[Entries taken from a collection]
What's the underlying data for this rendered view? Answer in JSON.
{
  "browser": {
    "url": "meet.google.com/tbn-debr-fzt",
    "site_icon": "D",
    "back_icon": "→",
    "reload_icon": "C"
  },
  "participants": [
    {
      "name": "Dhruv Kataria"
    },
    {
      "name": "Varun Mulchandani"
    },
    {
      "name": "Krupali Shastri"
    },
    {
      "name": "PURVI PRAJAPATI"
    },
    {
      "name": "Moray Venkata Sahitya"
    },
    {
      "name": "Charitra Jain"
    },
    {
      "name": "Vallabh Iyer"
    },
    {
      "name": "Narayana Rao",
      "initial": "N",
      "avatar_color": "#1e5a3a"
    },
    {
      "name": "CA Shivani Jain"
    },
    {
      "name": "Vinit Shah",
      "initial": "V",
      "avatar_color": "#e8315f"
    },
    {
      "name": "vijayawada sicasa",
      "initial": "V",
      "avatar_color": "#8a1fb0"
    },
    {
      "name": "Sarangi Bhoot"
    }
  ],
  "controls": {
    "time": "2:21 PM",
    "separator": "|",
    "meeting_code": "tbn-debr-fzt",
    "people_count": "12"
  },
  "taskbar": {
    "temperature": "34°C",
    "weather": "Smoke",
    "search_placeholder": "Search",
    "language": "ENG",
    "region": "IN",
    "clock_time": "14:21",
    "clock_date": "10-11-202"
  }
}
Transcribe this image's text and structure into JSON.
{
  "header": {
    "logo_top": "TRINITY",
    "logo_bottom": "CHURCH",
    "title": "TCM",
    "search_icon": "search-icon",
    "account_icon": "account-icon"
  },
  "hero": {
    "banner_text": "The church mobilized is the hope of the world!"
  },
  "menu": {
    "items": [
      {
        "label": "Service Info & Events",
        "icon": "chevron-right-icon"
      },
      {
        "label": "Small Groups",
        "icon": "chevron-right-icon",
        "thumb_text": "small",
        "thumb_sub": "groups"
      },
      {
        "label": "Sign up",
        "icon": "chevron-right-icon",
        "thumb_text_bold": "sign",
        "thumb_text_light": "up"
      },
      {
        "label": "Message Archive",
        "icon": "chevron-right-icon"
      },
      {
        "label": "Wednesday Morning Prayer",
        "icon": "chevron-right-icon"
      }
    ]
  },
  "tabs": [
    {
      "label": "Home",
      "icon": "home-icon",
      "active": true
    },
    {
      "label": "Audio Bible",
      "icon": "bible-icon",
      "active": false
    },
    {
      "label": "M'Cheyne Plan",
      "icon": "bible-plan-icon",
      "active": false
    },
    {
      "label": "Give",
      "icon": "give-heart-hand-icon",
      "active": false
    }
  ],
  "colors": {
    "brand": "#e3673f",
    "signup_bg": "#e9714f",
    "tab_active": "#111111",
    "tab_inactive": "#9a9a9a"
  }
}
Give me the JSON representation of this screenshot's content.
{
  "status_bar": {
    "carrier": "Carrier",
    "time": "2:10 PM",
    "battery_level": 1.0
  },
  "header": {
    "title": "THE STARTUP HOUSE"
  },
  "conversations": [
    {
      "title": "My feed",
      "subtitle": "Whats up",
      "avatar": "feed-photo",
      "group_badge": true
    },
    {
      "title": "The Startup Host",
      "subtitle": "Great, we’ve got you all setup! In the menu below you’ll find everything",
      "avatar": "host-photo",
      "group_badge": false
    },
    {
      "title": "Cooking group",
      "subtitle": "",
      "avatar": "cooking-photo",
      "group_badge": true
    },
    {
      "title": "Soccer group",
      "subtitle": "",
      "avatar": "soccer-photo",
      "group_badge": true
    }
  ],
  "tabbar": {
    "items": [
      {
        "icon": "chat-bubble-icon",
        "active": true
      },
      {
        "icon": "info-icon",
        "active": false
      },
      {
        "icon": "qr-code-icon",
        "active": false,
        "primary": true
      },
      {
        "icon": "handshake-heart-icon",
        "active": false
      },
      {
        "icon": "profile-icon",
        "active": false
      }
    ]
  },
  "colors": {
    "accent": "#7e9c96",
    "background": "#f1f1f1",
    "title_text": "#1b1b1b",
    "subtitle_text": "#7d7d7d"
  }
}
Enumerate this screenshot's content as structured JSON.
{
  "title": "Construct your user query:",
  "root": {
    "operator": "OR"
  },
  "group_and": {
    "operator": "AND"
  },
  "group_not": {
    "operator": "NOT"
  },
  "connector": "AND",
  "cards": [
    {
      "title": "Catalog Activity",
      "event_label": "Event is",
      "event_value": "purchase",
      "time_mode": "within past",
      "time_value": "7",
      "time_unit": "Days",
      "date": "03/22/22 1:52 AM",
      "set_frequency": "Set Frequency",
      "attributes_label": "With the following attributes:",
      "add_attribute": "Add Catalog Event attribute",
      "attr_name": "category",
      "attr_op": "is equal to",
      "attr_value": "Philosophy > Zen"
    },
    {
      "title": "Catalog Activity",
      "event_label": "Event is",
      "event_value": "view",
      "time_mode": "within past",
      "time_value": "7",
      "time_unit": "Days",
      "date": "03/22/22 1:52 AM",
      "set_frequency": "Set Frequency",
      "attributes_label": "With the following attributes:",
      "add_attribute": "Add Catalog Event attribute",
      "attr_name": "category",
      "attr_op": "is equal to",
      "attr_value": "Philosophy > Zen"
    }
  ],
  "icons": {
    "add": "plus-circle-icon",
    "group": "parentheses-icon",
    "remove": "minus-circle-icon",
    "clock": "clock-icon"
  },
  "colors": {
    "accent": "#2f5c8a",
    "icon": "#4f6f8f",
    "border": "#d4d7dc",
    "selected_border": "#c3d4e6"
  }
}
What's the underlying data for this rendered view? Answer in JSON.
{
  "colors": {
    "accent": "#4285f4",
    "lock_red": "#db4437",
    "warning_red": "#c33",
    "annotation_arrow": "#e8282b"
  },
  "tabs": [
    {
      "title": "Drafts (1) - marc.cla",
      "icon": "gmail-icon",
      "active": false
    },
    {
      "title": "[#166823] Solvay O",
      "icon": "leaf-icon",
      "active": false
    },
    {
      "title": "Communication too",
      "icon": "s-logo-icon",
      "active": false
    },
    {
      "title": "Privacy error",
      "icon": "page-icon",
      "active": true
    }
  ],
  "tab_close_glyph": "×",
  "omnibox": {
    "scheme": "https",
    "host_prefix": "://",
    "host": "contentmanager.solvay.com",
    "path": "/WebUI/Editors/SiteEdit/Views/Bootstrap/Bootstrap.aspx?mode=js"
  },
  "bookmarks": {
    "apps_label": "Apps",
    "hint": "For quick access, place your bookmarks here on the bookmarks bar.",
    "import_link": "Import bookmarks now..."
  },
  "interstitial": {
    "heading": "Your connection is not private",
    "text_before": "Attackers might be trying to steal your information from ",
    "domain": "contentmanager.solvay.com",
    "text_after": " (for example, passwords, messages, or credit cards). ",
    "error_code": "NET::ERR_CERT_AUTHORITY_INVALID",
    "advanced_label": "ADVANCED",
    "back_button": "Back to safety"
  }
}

» **Exercise task**:
Go through the entries and repeat each one exactly.

» **Output for this exercise**:
What's the underlying data for this rendered view? Answer in JSON.
{
  "browser": {
    "url": "meet.google.com/tbn-debr-fzt",
    "site_icon": "D",
    "back_icon": "→",
    "reload_icon": "C"
  },
  "participants": [
    {
      "name": "Dhruv Kataria"
    },
    {
      "name": "Varun Mulchandani"
    },
    {
      "name": "Krupali Shastri"
    },
    {
      "name": "PURVI PRAJAPATI"
    },
    {
      "name": "Moray Venkata Sahitya"
    },
    {
      "name": "Charitra Jain"
    },
    {
      "name": "Vallabh Iyer"
    },
    {
      "name": "Narayana Rao",
      "initial": "N",
      "avatar_color": "#1e5a3a"
    },
    {
      "name": "CA Shivani Jain"
    },
    {
      "name": "Vinit Shah",
      "initial": "V",
      "avatar_color": "#e8315f"
    },
    {
      "name": "vijayawada sicasa",
      "initial": "V",
      "avatar_color": "#8a1fb0"
    },
    {
      "name": "Sarangi Bhoot"
    }
  ],
  "controls": {
    "time": "2:21 PM",
    "separator": "|",
    "meeting_code": "tbn-debr-fzt",
    "people_count": "12"
  },
  "taskbar": {
    "temperature": "34°C",
    "weather": "Smoke",
    "search_placeholder": "Search",
    "language": "ENG",
    "region": "IN",
    "clock_time": "14:21",
    "clock_date": "10-11-202"
  }
}
Transcribe this image's text and structure into JSON.
{
  "header": {
    "logo_top": "TRINITY",
    "logo_bottom": "CHURCH",
    "title": "TCM",
    "search_icon": "search-icon",
    "account_icon": "account-icon"
  },
  "hero": {
    "banner_text": "The church mobilized is the hope of the world!"
  },
  "menu": {
    "items": [
      {
        "label": "Service Info & Events",
        "icon": "chevron-right-icon"
      },
      {
        "label": "Small Groups",
        "icon": "chevron-right-icon",
        "thumb_text": "small",
        "thumb_sub": "groups"
      },
      {
        "label": "Sign up",
        "icon": "chevron-right-icon",
        "thumb_text_bold": "sign",
        "thumb_text_light": "up"
      },
      {
        "label": "Message Archive",
        "icon": "chevron-right-icon"
      },
      {
        "label": "Wednesday Morning Prayer",
        "icon": "chevron-right-icon"
      }
    ]
  },
  "tabs": [
    {
      "label": "Home",
      "icon": "home-icon",
      "active": true
    },
    {
      "label": "Audio Bible",
      "icon": "bible-icon",
      "active": false
    },
    {
      "label": "M'Cheyne Plan",
      "icon": "bible-plan-icon",
      "active": false
    },
    {
      "label": "Give",
      "icon": "give-heart-hand-icon",
      "active": false
    }
  ],
  "colors": {
    "brand": "#e3673f",
    "signup_bg": "#e9714f",
    "tab_active": "#111111",
    "tab_inactive": "#9a9a9a"
  }
}
Give me the JSON representation of this screenshot's content.
{
  "status_bar": {
    "carrier": "Carrier",
    "time": "2:10 PM",
    "battery_level": 1.0
  },
  "header": {
    "title": "THE STARTUP HOUSE"
  },
  "conversations": [
    {
      "title": "My feed",
      "subtitle": "Whats up",
      "avatar": "feed-photo",
      "group_badge": true
    },
    {
      "title": "The Startup Host",
      "subtitle": "Great, we’ve got you all setup! In the menu below you’ll find everything",
      "avatar": "host-photo",
      "group_badge": false
    },
    {
      "title": "Cooking group",
      "subtitle": "",
      "avatar": "cooking-photo",
      "group_badge": true
    },
    {
      "title": "Soccer group",
      "subtitle": "",
      "avatar": "soccer-photo",
      "group_badge": true
    }
  ],
  "tabbar": {
    "items": [
      {
        "icon": "chat-bubble-icon",
        "active": true
      },
      {
        "icon": "info-icon",
        "active": false
      },
      {
        "icon": "qr-code-icon",
        "active": false,
        "primary": true
      },
      {
        "icon": "handshake-heart-icon",
        "active": false
      },
      {
        "icon": "profile-icon",
        "active": false
      }
    ]
  },
  "colors": {
    "accent": "#7e9c96",
    "background": "#f1f1f1",
    "title_text": "#1b1b1b",
    "subtitle_text": "#7d7d7d"
  }
}
Enumerate this screenshot's content as structured JSON.
{
  "title": "Construct your user query:",
  "root": {
    "operator": "OR"
  },
  "group_and": {
    "operator": "AND"
  },
  "group_not": {
    "operator": "NOT"
  },
  "connector": "AND",
  "cards": [
    {
      "title": "Catalog Activity",
      "event_label": "Event is",
      "event_value": "purchase",
      "time_mode": "within past",
      "time_value": "7",
      "time_unit": "Days",
      "date": "03/22/22 1:52 AM",
      "set_frequency": "Set Frequency",
      "attributes_label": "With the following attributes:",
      "add_attribute": "Add Catalog Event attribute",
      "attr_name": "category",
      "attr_op": "is equal to",
      "attr_value": "Philosophy > Zen"
    },
    {
      "title": "Catalog Activity",
      "event_label": "Event is",
      "event_value": "view",
      "time_mode": "within past",
      "time_value": "7",
      "time_unit": "Days",
      "date": "03/22/22 1:52 AM",
      "set_frequency": "Set Frequency",
      "attributes_label": "With the following attributes:",
      "add_attribute": "Add Catalog Event attribute",
      "attr_name": "category",
      "attr_op": "is equal to",
      "attr_value": "Philosophy > Zen"
    }
  ],
  "icons": {
    "add": "plus-circle-icon",
    "group": "parentheses-icon",
    "remove": "minus-circle-icon",
    "clock": "clock-icon"
  },
  "colors": {
    "accent": "#2f5c8a",
    "icon": "#4f6f8f",
    "border": "#d4d7dc",
    "selected_border": "#c3d4e6"
  }
}
What's the underlying data for this rendered view? Answer in JSON.
{
  "colors": {
    "accent": "#4285f4",
    "lock_red": "#db4437",
    "warning_red": "#c33",
    "annotation_arrow": "#e8282b"
  },
  "tabs": [
    {
      "title": "Drafts (1) - marc.cla",
      "icon": "gmail-icon",
      "active": false
    },
    {
      "title": "[#166823] Solvay O",
      "icon": "leaf-icon",
      "active": false
    },
    {
      "title": "Communication too",
      "icon": "s-logo-icon",
      "active": false
    },
    {
      "title": "Privacy error",
      "icon": "page-icon",
      "active": true
    }
  ],
  "tab_close_glyph": "×",
  "omnibox": {
    "scheme": "https",
    "host_prefix": "://",
    "host": "contentmanager.solvay.com",
    "path": "/WebUI/Editors/SiteEdit/Views/Bootstrap/Bootstrap.aspx?mode=js"
  },
  "bookmarks": {
    "apps_label": "Apps",
    "hint": "For quick access, place your bookmarks here on the bookmarks bar.",
    "import_link": "Import bookmarks now..."
  },
  "interstitial": {
    "heading": "Your connection is not private",
    "text_before": "Attackers might be trying to steal your information from ",
    "domain": "contentmanager.solvay.com",
    "text_after": " (for example, passwords, messages, or credit cards). ",
    "error_code": "NET::ERR_CERT_AUTHORITY_INVALID",
    "advanced_label": "ADVANCED",
    "back_button": "Back to safety"
  }
}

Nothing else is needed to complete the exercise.